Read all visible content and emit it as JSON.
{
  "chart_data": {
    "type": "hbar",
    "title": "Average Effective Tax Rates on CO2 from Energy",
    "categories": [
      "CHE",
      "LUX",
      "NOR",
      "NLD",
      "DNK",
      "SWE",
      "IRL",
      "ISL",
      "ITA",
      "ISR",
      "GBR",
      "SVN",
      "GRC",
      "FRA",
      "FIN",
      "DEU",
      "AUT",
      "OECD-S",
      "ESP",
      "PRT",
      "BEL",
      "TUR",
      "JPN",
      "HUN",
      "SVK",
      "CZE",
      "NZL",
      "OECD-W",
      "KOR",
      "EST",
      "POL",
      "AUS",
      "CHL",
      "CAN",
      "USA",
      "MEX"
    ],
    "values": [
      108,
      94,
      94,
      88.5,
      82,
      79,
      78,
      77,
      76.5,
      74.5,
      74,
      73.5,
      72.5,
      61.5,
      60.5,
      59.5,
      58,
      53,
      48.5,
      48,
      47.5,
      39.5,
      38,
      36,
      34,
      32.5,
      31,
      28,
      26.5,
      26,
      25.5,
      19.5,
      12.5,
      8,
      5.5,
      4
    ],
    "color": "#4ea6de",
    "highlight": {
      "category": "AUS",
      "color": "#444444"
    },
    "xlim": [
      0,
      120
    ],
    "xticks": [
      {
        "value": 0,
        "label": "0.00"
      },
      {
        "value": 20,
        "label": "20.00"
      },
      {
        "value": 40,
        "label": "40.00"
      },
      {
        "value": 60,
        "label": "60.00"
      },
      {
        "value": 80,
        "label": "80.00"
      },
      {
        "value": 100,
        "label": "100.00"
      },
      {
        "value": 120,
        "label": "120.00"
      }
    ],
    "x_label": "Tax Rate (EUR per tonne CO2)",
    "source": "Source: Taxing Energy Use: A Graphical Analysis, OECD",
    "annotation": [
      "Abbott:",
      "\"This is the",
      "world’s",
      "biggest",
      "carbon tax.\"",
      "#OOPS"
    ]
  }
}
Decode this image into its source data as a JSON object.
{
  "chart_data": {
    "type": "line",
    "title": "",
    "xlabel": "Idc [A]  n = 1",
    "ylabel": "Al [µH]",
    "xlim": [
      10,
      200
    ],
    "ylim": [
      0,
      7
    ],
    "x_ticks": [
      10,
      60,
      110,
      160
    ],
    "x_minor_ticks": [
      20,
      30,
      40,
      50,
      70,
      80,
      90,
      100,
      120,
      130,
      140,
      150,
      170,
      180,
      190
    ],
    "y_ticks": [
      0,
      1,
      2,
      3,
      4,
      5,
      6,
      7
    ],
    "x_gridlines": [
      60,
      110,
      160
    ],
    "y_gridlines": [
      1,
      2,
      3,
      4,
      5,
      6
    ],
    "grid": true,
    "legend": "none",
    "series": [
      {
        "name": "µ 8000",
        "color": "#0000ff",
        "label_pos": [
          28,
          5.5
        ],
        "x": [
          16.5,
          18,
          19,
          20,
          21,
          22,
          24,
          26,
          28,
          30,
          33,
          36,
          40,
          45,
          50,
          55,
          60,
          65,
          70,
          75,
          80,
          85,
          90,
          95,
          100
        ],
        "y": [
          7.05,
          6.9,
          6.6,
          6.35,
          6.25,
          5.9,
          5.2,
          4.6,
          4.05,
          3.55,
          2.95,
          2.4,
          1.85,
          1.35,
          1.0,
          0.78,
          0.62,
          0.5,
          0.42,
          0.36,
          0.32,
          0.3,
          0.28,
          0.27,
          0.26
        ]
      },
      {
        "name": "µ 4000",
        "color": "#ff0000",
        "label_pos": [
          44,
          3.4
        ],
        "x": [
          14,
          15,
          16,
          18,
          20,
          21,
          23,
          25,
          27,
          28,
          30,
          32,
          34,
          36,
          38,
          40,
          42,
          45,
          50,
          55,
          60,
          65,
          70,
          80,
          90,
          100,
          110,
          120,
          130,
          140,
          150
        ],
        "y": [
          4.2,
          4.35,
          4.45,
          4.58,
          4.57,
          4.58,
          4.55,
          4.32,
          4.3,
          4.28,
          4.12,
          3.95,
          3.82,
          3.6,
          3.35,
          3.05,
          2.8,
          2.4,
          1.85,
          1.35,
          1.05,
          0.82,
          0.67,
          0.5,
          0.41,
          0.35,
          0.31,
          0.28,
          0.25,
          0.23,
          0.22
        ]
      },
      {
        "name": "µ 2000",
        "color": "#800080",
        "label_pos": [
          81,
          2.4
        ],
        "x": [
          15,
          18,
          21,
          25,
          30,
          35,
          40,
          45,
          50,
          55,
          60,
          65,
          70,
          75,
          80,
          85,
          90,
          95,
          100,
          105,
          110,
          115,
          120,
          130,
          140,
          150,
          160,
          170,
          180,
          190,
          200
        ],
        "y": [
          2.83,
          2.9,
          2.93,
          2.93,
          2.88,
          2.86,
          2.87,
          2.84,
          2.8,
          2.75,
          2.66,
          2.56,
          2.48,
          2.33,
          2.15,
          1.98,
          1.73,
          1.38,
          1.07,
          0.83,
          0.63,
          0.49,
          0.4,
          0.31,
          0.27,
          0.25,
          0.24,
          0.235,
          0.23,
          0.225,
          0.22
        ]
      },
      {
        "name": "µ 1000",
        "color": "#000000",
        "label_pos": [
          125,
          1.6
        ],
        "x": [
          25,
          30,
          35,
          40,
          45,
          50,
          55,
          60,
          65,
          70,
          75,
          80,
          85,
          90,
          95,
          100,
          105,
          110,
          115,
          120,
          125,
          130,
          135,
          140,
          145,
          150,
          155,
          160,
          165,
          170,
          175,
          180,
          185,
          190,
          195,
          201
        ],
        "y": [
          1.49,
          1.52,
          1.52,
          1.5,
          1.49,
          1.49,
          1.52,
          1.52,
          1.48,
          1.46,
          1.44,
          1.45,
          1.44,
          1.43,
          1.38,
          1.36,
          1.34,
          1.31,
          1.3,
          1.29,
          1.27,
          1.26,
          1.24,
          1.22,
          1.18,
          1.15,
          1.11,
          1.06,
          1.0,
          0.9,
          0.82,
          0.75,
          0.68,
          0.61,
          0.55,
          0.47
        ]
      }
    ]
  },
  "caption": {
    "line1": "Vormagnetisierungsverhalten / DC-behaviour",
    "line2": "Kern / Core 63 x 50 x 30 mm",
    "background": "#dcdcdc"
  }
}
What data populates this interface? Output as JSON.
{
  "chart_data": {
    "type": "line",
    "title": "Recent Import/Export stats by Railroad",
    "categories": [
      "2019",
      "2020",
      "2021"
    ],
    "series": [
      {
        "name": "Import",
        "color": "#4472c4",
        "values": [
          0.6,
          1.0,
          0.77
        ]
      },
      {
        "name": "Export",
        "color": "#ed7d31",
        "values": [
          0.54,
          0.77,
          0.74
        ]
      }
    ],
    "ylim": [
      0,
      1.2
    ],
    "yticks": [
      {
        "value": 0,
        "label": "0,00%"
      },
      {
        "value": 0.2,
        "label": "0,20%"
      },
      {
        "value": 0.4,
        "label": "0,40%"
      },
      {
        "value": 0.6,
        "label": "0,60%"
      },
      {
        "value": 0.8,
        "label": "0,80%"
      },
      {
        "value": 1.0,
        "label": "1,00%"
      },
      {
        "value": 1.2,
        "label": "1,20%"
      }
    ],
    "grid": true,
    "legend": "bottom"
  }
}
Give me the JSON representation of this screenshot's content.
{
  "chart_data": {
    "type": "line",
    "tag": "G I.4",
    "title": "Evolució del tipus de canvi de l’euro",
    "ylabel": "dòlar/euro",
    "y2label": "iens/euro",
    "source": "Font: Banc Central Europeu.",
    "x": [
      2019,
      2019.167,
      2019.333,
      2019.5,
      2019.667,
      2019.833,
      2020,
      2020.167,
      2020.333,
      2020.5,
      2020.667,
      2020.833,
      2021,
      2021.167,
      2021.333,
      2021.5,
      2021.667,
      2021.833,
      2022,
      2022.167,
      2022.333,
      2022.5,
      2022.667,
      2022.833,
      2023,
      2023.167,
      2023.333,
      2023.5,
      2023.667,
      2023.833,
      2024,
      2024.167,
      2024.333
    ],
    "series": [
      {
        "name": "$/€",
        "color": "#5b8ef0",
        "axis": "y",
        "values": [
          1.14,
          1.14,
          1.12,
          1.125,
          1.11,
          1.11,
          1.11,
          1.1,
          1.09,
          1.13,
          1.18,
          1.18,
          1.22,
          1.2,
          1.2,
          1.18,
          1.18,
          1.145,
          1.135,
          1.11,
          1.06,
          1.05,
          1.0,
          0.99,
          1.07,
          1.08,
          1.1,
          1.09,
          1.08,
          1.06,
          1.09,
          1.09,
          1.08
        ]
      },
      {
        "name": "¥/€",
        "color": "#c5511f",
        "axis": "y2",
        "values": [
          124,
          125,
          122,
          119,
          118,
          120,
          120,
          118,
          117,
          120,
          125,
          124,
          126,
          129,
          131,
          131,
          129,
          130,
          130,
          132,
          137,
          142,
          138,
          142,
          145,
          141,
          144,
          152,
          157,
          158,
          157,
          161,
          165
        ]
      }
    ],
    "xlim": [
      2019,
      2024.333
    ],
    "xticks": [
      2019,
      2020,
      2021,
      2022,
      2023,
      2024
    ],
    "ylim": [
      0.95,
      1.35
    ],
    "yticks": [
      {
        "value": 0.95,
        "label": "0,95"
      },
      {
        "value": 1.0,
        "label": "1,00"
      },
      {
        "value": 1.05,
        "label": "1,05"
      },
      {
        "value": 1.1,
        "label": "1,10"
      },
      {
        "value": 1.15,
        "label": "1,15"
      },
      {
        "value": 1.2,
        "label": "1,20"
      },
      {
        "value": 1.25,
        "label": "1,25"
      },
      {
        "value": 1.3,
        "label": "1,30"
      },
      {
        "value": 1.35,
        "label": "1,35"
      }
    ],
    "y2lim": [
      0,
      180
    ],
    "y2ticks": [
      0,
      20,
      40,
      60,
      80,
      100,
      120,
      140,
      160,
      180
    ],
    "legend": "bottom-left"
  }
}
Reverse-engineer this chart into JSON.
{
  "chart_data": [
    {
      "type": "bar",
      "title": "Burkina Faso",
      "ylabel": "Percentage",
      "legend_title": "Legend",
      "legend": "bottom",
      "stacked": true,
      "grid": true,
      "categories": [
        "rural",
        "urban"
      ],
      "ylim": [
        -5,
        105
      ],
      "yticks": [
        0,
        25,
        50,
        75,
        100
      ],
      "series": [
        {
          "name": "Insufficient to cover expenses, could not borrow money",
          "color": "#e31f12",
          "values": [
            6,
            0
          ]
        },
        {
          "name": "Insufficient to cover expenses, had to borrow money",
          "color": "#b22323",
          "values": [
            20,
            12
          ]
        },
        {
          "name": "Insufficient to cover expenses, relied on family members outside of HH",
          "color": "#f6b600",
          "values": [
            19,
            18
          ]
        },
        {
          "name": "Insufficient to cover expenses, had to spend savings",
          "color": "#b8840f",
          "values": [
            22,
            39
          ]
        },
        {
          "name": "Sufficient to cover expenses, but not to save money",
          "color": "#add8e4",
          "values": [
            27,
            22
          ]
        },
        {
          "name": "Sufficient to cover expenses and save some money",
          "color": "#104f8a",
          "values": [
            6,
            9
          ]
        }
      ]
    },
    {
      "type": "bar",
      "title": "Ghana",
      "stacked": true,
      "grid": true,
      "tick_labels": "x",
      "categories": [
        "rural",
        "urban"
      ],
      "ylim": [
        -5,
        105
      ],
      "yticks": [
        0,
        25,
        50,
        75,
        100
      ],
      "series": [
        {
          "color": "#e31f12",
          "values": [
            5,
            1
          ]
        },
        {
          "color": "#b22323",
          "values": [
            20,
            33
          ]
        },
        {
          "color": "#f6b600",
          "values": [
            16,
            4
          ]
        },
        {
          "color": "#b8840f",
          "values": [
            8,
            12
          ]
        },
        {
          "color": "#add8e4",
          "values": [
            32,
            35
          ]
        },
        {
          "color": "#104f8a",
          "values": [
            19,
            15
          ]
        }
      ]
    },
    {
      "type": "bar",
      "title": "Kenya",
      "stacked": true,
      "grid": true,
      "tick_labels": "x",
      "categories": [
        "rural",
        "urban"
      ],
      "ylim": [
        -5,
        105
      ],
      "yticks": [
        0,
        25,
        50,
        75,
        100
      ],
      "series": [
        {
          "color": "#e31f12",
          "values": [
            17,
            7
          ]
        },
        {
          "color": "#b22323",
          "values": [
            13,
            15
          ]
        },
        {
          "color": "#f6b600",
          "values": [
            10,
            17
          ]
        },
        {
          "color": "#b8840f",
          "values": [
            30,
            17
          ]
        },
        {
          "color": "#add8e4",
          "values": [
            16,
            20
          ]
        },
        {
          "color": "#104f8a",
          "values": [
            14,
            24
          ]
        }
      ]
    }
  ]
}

_ _ _ _ _

What you should do ::
Examine the listing and say how many of its lines contain the string "money". Give the number alone.

Answer ::
4